GIVEN PROBLEM:
Using the data below, repeat all of it precisely.

MATERIAL TO PROCESS:
>> Start

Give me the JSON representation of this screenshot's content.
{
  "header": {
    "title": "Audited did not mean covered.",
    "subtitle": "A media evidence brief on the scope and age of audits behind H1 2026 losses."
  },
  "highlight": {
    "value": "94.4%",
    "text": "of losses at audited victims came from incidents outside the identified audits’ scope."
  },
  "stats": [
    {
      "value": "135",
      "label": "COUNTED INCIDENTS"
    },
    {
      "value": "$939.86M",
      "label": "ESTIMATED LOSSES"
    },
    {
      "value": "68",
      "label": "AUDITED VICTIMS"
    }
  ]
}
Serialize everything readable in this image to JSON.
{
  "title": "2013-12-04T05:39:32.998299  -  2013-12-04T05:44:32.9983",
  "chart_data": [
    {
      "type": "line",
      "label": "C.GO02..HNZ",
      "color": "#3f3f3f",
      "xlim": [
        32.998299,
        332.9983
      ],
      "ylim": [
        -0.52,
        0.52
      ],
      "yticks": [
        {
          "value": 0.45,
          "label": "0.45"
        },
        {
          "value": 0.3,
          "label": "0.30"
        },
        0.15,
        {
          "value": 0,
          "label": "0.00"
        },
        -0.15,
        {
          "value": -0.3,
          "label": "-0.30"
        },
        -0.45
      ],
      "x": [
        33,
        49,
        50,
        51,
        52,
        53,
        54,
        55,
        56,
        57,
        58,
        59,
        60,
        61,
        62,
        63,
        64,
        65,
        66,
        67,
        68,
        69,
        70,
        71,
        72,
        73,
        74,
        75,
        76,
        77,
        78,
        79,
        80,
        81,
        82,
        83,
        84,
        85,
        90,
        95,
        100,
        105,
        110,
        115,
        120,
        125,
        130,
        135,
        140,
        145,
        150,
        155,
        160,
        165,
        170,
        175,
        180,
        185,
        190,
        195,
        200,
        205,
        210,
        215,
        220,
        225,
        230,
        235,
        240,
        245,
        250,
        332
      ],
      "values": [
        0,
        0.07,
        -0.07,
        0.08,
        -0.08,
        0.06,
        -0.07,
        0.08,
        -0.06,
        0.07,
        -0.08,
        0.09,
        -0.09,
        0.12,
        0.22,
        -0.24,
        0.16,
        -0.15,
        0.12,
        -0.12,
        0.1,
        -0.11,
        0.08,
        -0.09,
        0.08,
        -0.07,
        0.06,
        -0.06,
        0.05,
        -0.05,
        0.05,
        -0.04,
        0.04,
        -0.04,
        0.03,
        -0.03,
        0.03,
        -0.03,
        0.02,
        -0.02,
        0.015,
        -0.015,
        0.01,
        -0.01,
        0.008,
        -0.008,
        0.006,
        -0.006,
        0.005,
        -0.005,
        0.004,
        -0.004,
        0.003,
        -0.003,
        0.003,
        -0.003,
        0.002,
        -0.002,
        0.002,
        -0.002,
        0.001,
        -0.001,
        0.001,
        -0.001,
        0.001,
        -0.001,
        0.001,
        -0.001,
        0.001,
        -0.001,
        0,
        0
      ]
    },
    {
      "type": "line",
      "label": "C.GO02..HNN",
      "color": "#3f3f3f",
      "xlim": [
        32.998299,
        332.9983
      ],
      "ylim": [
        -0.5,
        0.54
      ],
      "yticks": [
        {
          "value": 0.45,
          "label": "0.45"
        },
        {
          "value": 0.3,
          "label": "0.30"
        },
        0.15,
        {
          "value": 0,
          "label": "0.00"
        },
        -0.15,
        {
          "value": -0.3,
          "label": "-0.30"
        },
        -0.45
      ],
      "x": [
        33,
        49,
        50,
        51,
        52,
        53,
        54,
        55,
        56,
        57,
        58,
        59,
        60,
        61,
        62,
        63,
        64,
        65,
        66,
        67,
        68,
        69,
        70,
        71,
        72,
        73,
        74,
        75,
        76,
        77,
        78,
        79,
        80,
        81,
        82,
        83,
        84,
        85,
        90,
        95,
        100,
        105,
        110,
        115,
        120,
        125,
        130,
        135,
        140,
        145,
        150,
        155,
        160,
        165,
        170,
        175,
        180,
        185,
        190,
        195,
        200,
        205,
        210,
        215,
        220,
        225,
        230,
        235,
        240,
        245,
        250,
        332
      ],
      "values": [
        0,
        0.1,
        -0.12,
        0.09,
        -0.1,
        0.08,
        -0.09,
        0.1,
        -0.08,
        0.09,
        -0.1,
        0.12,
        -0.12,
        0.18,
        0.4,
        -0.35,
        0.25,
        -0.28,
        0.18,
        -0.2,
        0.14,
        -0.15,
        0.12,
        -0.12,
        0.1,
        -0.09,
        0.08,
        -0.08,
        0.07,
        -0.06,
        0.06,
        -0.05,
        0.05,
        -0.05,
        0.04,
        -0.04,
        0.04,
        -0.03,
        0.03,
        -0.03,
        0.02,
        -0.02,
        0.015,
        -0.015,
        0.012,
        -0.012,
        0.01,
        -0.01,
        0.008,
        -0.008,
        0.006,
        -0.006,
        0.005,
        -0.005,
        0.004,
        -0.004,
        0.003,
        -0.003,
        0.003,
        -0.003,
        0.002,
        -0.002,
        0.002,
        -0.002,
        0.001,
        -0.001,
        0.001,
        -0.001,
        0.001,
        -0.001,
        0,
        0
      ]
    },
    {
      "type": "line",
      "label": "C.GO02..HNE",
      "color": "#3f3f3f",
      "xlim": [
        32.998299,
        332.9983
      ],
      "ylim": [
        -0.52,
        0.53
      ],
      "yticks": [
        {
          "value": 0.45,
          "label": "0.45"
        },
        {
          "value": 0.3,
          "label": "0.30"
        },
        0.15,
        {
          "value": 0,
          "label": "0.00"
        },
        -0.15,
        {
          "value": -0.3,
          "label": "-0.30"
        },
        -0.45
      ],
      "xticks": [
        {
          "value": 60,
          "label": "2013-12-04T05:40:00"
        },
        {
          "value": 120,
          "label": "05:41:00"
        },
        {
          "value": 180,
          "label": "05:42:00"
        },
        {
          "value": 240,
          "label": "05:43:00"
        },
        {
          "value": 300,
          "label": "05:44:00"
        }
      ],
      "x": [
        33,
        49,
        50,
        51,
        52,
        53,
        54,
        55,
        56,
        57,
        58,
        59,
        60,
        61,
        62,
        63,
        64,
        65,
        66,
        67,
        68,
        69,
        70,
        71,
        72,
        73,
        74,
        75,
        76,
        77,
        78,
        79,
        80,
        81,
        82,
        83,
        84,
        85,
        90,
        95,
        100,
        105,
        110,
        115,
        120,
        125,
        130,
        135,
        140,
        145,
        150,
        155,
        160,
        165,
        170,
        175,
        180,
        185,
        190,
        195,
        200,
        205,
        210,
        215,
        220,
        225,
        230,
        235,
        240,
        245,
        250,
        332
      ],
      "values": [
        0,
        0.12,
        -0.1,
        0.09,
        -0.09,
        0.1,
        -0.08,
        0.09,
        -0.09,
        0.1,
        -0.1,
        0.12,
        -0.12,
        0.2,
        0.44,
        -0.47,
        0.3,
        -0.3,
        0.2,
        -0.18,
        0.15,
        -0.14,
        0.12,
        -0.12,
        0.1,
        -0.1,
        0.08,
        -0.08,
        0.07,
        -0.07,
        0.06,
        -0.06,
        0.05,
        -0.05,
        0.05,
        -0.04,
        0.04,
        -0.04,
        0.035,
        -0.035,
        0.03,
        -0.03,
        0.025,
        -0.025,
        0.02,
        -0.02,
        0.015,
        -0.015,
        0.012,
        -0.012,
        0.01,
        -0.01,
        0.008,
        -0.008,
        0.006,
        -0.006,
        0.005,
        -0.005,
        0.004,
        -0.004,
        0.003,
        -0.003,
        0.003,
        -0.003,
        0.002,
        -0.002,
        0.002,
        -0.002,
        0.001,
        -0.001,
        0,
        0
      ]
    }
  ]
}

>> End

PROBLEM SOLUTION:
Give me the JSON representation of this screenshot's content.
{
  "header": {
    "title": "Audited did not mean covered.",
    "subtitle": "A media evidence brief on the scope and age of audits behind H1 2026 losses."
  },
  "highlight": {
    "value": "94.4%",
    "text": "of losses at audited victims came from incidents outside the identified audits’ scope."
  },
  "stats": [
    {
      "value": "135",
      "label": "COUNTED INCIDENTS"
    },
    {
      "value": "$939.86M",
      "label": "ESTIMATED LOSSES"
    },
    {
      "value": "68",
      "label": "AUDITED VICTIMS"
    }
  ]
}
Serialize everything readable in this image to JSON.
{
  "title": "2013-12-04T05:39:32.998299  -  2013-12-04T05:44:32.9983",
  "chart_data": [
    {
      "type": "line",
      "label": "C.GO02..HNZ",
      "color": "#3f3f3f",
      "xlim": [
        32.998299,
        332.9983
      ],
      "ylim": [
        -0.52,
        0.52
      ],
      "yticks": [
        {
          "value": 0.45,
          "label": "0.45"
        },
        {
          "value": 0.3,
          "label": "0.30"
        },
        0.15,
        {
          "value": 0,
          "label": "0.00"
        },
        -0.15,
        {
          "value": -0.3,
          "label": "-0.30"
        },
        -0.45
      ],
      "x": [
        33,
        49,
        50,
        51,
        52,
        53,
        54,
        55,
        56,
        57,
        58,
        59,
        60,
        61,
        62,
        63,
        64,
        65,
        66,
        67,
        68,
        69,
        70,
        71,
        72,
        73,
        74,
        75,
        76,
        77,
        78,
        79,
        80,
        81,
        82,
        83,
        84,
        85,
        90,
        95,
        100,
        105,
        110,
        115,
        120,
        125,
        130,
        135,
        140,
        145,
        150,
        155,
        160,
        165,
        170,
        175,
        180,
        185,
        190,
        195,
        200,
        205,
        210,
        215,
        220,
        225,
        230,
        235,
        240,
        245,
        250,
        332
      ],
      "values": [
        0,
        0.07,
        -0.07,
        0.08,
        -0.08,
        0.06,
        -0.07,
        0.08,
        -0.06,
        0.07,
        -0.08,
        0.09,
        -0.09,
        0.12,
        0.22,
        -0.24,
        0.16,
        -0.15,
        0.12,
        -0.12,
        0.1,
        -0.11,
        0.08,
        -0.09,
        0.08,
        -0.07,
        0.06,
        -0.06,
        0.05,
        -0.05,
        0.05,
        -0.04,
        0.04,
        -0.04,
        0.03,
        -0.03,
        0.03,
        -0.03,
        0.02,
        -0.02,
        0.015,
        -0.015,
        0.01,
        -0.01,
        0.008,
        -0.008,
        0.006,
        -0.006,
        0.005,
        -0.005,
        0.004,
        -0.004,
        0.003,
        -0.003,
        0.003,
        -0.003,
        0.002,
        -0.002,
        0.002,
        -0.002,
        0.001,
        -0.001,
        0.001,
        -0.001,
        0.001,
        -0.001,
        0.001,
        -0.001,
        0.001,
        -0.001,
        0,
        0
      ]
    },
    {
      "type": "line",
      "label": "C.GO02..HNN",
      "color": "#3f3f3f",
      "xlim": [
        32.998299,
        332.9983
      ],
      "ylim": [
        -0.5,
        0.54
      ],
      "yticks": [
        {
          "value": 0.45,
          "label": "0.45"
        },
        {
          "value": 0.3,
          "label": "0.30"
        },
        0.15,
        {
          "value": 0,
          "label": "0.00"
        },
        -0.15,
        {
          "value": -0.3,
          "label": "-0.30"
        },
        -0.45
      ],
      "x": [
        33,
        49,
        50,
        51,
        52,
        53,
        54,
        55,
        56,
        57,
        58,
        59,
        60,
        61,
        62,
        63,
        64,
        65,
        66,
        67,
        68,
        69,
        70,
        71,
        72,
        73,
        74,
        75,
        76,
        77,
        78,
        79,
        80,
        81,
        82,
        83,
        84,
        85,
        90,
        95,
        100,
        105,
        110,
        115,
        120,
        125,
        130,
        135,
        140,
        145,
        150,
        155,
        160,
        165,
        170,
        175,
        180,
        185,
        190,
        195,
        200,
        205,
        210,
        215,
        220,
        225,
        230,
        235,
        240,
        245,
        250,
        332
      ],
      "values": [
        0,
        0.1,
        -0.12,
        0.09,
        -0.1,
        0.08,
        -0.09,
        0.1,
        -0.08,
        0.09,
        -0.1,
        0.12,
        -0.12,
        0.18,
        0.4,
        -0.35,
        0.25,
        -0.28,
        0.18,
        -0.2,
        0.14,
        -0.15,
        0.12,
        -0.12,
        0.1,
        -0.09,
        0.08,
        -0.08,
        0.07,
        -0.06,
        0.06,
        -0.05,
        0.05,
        -0.05,
        0.04,
        -0.04,
        0.04,
        -0.03,
        0.03,
        -0.03,
        0.02,
        -0.02,
        0.015,
        -0.015,
        0.012,
        -0.012,
        0.01,
        -0.01,
        0.008,
        -0.008,
        0.006,
        -0.006,
        0.005,
        -0.005,
        0.004,
        -0.004,
        0.003,
        -0.003,
        0.003,
        -0.003,
        0.002,
        -0.002,
        0.002,
        -0.002,
        0.001,
        -0.001,
        0.001,
        -0.001,
        0.001,
        -0.001,
        0,
        0
      ]
    },
    {
      "type": "line",
      "label": "C.GO02..HNE",
      "color": "#3f3f3f",
      "xlim": [
        32.998299,
        332.9983
      ],
      "ylim": [
        -0.52,
        0.53
      ],
      "yticks": [
        {
          "value": 0.45,
          "label": "0.45"
        },
        {
          "value": 0.3,
          "label": "0.30"
        },
        0.15,
        {
          "value": 0,
          "label": "0.00"
        },
        -0.15,
        {
          "value": -0.3,
          "label": "-0.30"
        },
        -0.45
      ],
      "xticks": [
        {
          "value": 60,
          "label": "2013-12-04T05:40:00"
        },
        {
          "value": 120,
          "label": "05:41:00"
        },
        {
          "value": 180,
          "label": "05:42:00"
        },
        {
          "value": 240,
          "label": "05:43:00"
        },
        {
          "value": 300,
          "label": "05:44:00"
        }
      ],
      "x": [
        33,
        49,
        50,
        51,
        52,
        53,
        54,
        55,
        56,
        57,
        58,
        59,
        60,
        61,
        62,
        63,
        64,
        65,
        66,
        67,
        68,
        69,
        70,
        71,
        72,
        73,
        74,
        75,
        76,
        77,
        78,
        79,
        80,
        81,
        82,
        83,
        84,
        85,
        90,
        95,
        100,
        105,
        110,
        115,
        120,
        125,
        130,
        135,
        140,
        145,
        150,
        155,
        160,
        165,
        170,
        175,
        180,
        185,
        190,
        195,
        200,
        205,
        210,
        215,
        220,
        225,
        230,
        235,
        240,
        245,
        250,
        332
      ],
      "values": [
        0,
        0.12,
        -0.1,
        0.09,
        -0.09,
        0.1,
        -0.08,
        0.09,
        -0.09,
        0.1,
        -0.1,
        0.12,
        -0.12,
        0.2,
        0.44,
        -0.47,
        0.3,
        -0.3,
        0.2,
        -0.18,
        0.15,
        -0.14,
        0.12,
        -0.12,
        0.1,
        -0.1,
        0.08,
        -0.08,
        0.07,
        -0.07,
        0.06,
        -0.06,
        0.05,
        -0.05,
        0.05,
        -0.04,
        0.04,
        -0.04,
        0.035,
        -0.035,
        0.03,
        -0.03,
        0.025,
        -0.025,
        0.02,
        -0.02,
        0.015,
        -0.015,
        0.012,
        -0.012,
        0.01,
        -0.01,
        0.008,
        -0.008,
        0.006,
        -0.006,
        0.005,
        -0.005,
        0.004,
        -0.004,
        0.003,
        -0.003,
        0.003,
        -0.003,
        0.002,
        -0.002,
        0.002,
        -0.002,
        0.001,
        -0.001,
        0,
        0
      ]
    }
  ]
}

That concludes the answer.